*** Data provided ***

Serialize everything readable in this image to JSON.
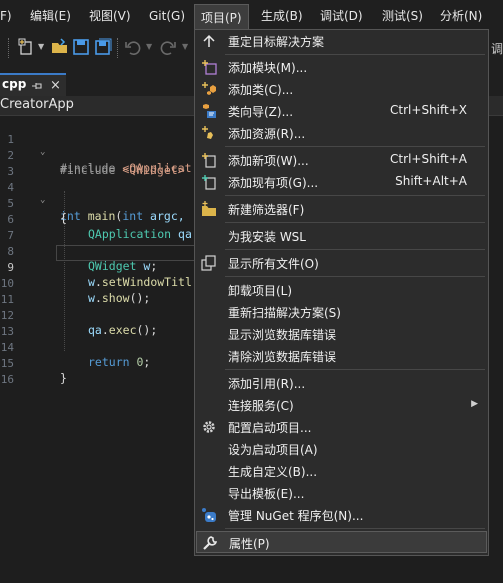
{
  "menubar": {
    "items": [
      {
        "label": "F)"
      },
      {
        "label": "编辑(E)"
      },
      {
        "label": "视图(V)"
      },
      {
        "label": "Git(G)"
      },
      {
        "label": "项目(P)"
      },
      {
        "label": "生成(B)"
      },
      {
        "label": "调试(D)"
      },
      {
        "label": "测试(S)"
      },
      {
        "label": "分析(N)"
      }
    ]
  },
  "toolbar": {
    "right_text": "调"
  },
  "tab": {
    "label": "cpp",
    "close": "×"
  },
  "nav": {
    "project": "CreatorApp"
  },
  "editor": {
    "line_numbers": [
      "1",
      "2",
      "3",
      "4",
      "5",
      "6",
      "7",
      "8",
      "9",
      "10",
      "11",
      "12",
      "13",
      "14",
      "15",
      "16"
    ],
    "current_line": "9",
    "lines": {
      "l1_pp": "#include ",
      "l1_inc": "<QApplicat",
      "l2_pp": "#include ",
      "l2_inc": "<QWidget>",
      "l4_kw": "int",
      "l4_fn": " main",
      "l4_rest": "(",
      "l4_kw2": "int",
      "l4_var": " argc,",
      "l5": "{",
      "l6_ty": "QApplication",
      "l6_var": " qa",
      "l8_ty": "QWidget",
      "l8_var": " w",
      "l8_rest": ";",
      "l9_var": "w",
      "l9_rest": ".",
      "l9_fn": "setWindowTitl",
      "l10_var": "w",
      "l10_rest": ".",
      "l10_fn": "show",
      "l10_rest2": "();",
      "l12_var": "qa",
      "l12_rest": ".",
      "l12_fn": "exec",
      "l12_rest2": "();",
      "l14_kw": "return",
      "l14_num": " 0",
      "l14_rest": ";",
      "l15": "}"
    }
  },
  "project_menu": {
    "items": [
      {
        "label": "重定目标解决方案",
        "shortcut": "",
        "icon": "retarget-arrow-icon"
      },
      {
        "label": "添加模块(M)...",
        "shortcut": "",
        "icon": "add-module-icon"
      },
      {
        "label": "添加类(C)...",
        "shortcut": "",
        "icon": "add-class-icon"
      },
      {
        "label": "类向导(Z)...",
        "shortcut": "Ctrl+Shift+X",
        "icon": "class-wizard-icon"
      },
      {
        "label": "添加资源(R)...",
        "shortcut": "",
        "icon": "add-resource-icon"
      },
      {
        "label": "添加新项(W)...",
        "shortcut": "Ctrl+Shift+A",
        "icon": "add-new-item-icon"
      },
      {
        "label": "添加现有项(G)...",
        "shortcut": "Shift+Alt+A",
        "icon": "add-existing-item-icon"
      },
      {
        "label": "新建筛选器(F)",
        "shortcut": "",
        "icon": "new-filter-icon"
      },
      {
        "label": "为我安装 WSL",
        "shortcut": "",
        "icon": ""
      },
      {
        "label": "显示所有文件(O)",
        "shortcut": "",
        "icon": "show-all-files-icon"
      },
      {
        "label": "卸载项目(L)",
        "shortcut": "",
        "icon": ""
      },
      {
        "label": "重新扫描解决方案(S)",
        "shortcut": "",
        "icon": ""
      },
      {
        "label": "显示浏览数据库错误",
        "shortcut": "",
        "icon": ""
      },
      {
        "label": "清除浏览数据库错误",
        "shortcut": "",
        "icon": ""
      },
      {
        "label": "添加引用(R)...",
        "shortcut": "",
        "icon": ""
      },
      {
        "label": "连接服务(C)",
        "shortcut": "",
        "icon": "",
        "submenu": "▶"
      },
      {
        "label": "配置启动项目...",
        "shortcut": "",
        "icon": "gear-icon"
      },
      {
        "label": "设为启动项目(A)",
        "shortcut": "",
        "icon": ""
      },
      {
        "label": "生成自定义(B)...",
        "shortcut": "",
        "icon": ""
      },
      {
        "label": "导出模板(E)...",
        "shortcut": "",
        "icon": ""
      },
      {
        "label": "管理 NuGet 程序包(N)...",
        "shortcut": "",
        "icon": "nuget-icon"
      },
      {
        "label": "属性(P)",
        "shortcut": "",
        "icon": "wrench-icon"
      }
    ]
  }
}
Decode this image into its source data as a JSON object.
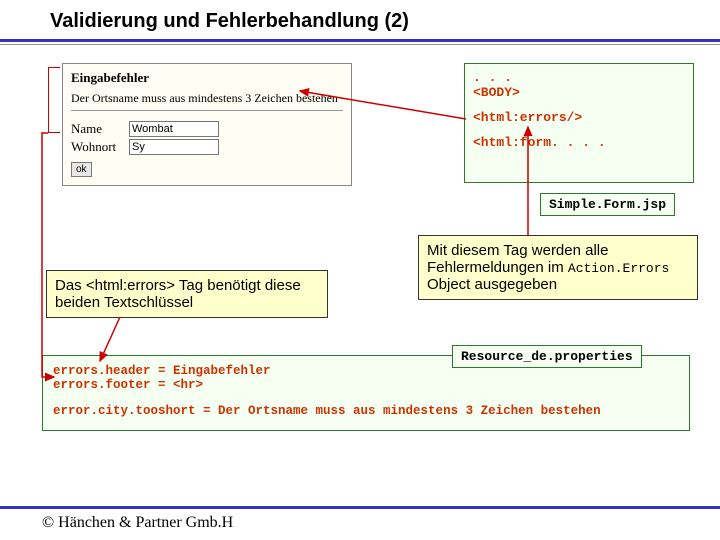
{
  "title": "Validierung und Fehlerbehandlung (2)",
  "form": {
    "error_title": "Eingabefehler",
    "error_msg": "Der Ortsname muss aus mindestens 3 Zeichen bestehen",
    "name_label": "Name",
    "name_value": "Wombat",
    "city_label": "Wohnort",
    "city_value": "Sy",
    "submit_label": "ok"
  },
  "jsp": {
    "line1": ". . .",
    "line2": "<BODY>",
    "line3": "<html:errors/>",
    "line4": "<html:form. . . .",
    "filename": "Simple.Form.jsp"
  },
  "note_left": "Das <html:errors> Tag benötigt diese beiden Textschlüssel",
  "note_right_1": "Mit diesem Tag werden alle Fehlermeldungen im ",
  "note_right_mono": "Action.Errors",
  "note_right_2": " Object ausgegeben",
  "props": {
    "header": "errors.header = Eingabefehler",
    "footer_line": "errors.footer = <hr>",
    "tooshort": "error.city.tooshort = Der Ortsname muss aus mindestens 3 Zeichen bestehen",
    "filename": "Resource_de.properties"
  },
  "footer": "© Hänchen & Partner Gmb.H"
}
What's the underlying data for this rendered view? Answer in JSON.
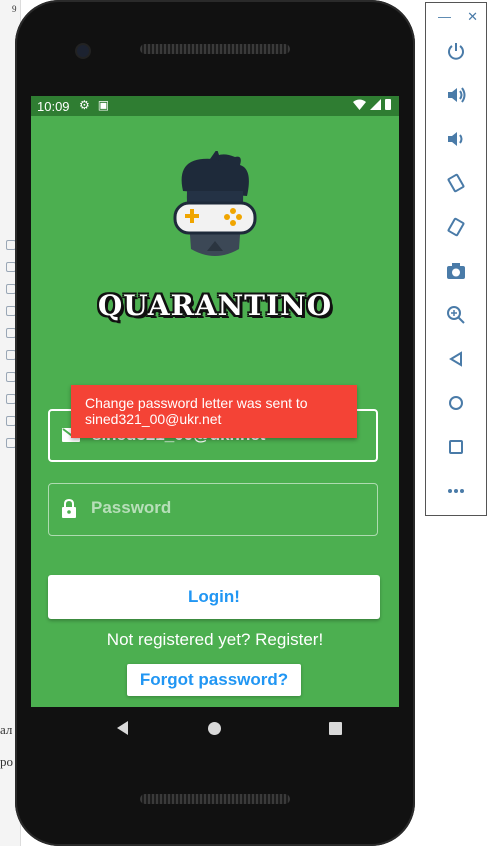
{
  "ide": {
    "left_text_1": "ал",
    "left_text_2": "ро",
    "top_fragment": "9"
  },
  "status_bar": {
    "time": "10:09"
  },
  "app": {
    "brand": "QUARANTINO",
    "email_value": "sined321_00@ukr.net",
    "password_placeholder": "Password",
    "login_label": "Login!",
    "register_text": "Not registered yet? Register!",
    "forgot_label": "Forgot password?",
    "toast_text": "Change password letter was sent to sined321_00@ukr.net"
  },
  "emulator_panel": {
    "minimize": "—",
    "close": "✕",
    "tools": [
      "power-icon",
      "volume-up-icon",
      "volume-down-icon",
      "rotate-left-icon",
      "rotate-right-icon",
      "camera-icon",
      "zoom-icon",
      "back-icon",
      "home-icon",
      "overview-icon",
      "more-icon"
    ]
  },
  "colors": {
    "screen_bg": "#4caf50",
    "status_bg": "#2f7d32",
    "toast_bg": "#f44336",
    "accent": "#2196f3"
  }
}
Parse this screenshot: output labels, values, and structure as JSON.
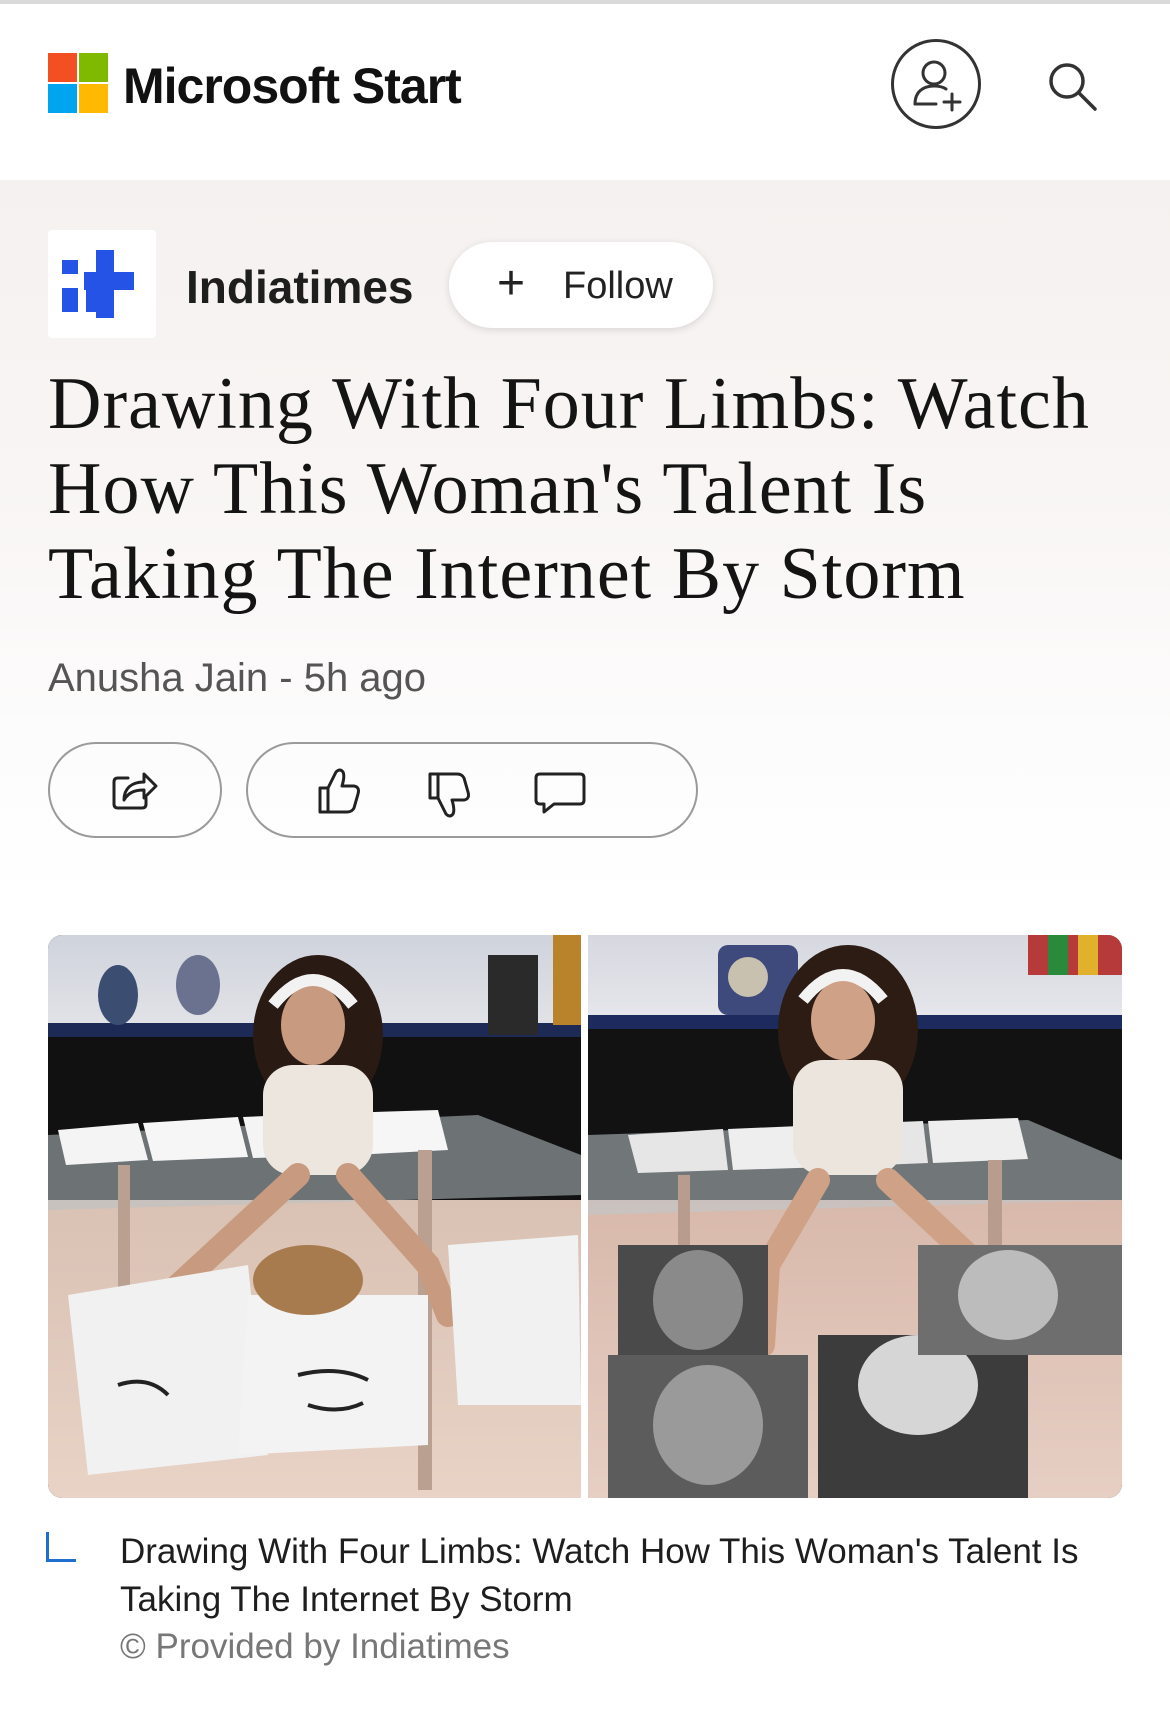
{
  "app": {
    "brand": "Microsoft Start",
    "logo_colors": [
      "#f25022",
      "#7fba00",
      "#00a4ef",
      "#ffb900"
    ],
    "icons": {
      "profile": "add-user-icon",
      "search": "search-icon"
    }
  },
  "publisher": {
    "name": "Indiatimes",
    "logo_color": "#2453e6",
    "follow_label": "Follow",
    "follow_icon": "plus-icon"
  },
  "article": {
    "headline": "Drawing With Four Limbs: Watch How This Woman's Talent Is Taking The Internet By Storm",
    "byline": "Anusha Jain - 5h ago"
  },
  "actions": {
    "share_icon": "share-icon",
    "like_icon": "thumbs-up-icon",
    "dislike_icon": "thumbs-down-icon",
    "comment_icon": "comment-icon"
  },
  "media": {
    "caption": "Drawing With Four Limbs: Watch How This Woman's Talent Is Taking The Internet By Storm",
    "credit": "© Provided by Indiatimes",
    "caption_accent": "#1f6fd1"
  }
}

***

Which lines hold the string "Drawing"? Copy all of them from the data above.

■ The completed task
    "headline": "Drawing With Four Limbs: Watch How This Woman's Talent Is Taking The Internet By Storm",
    "caption": "Drawing With Four Limbs: Watch How This Woman's Talent Is Taking The Internet By Storm",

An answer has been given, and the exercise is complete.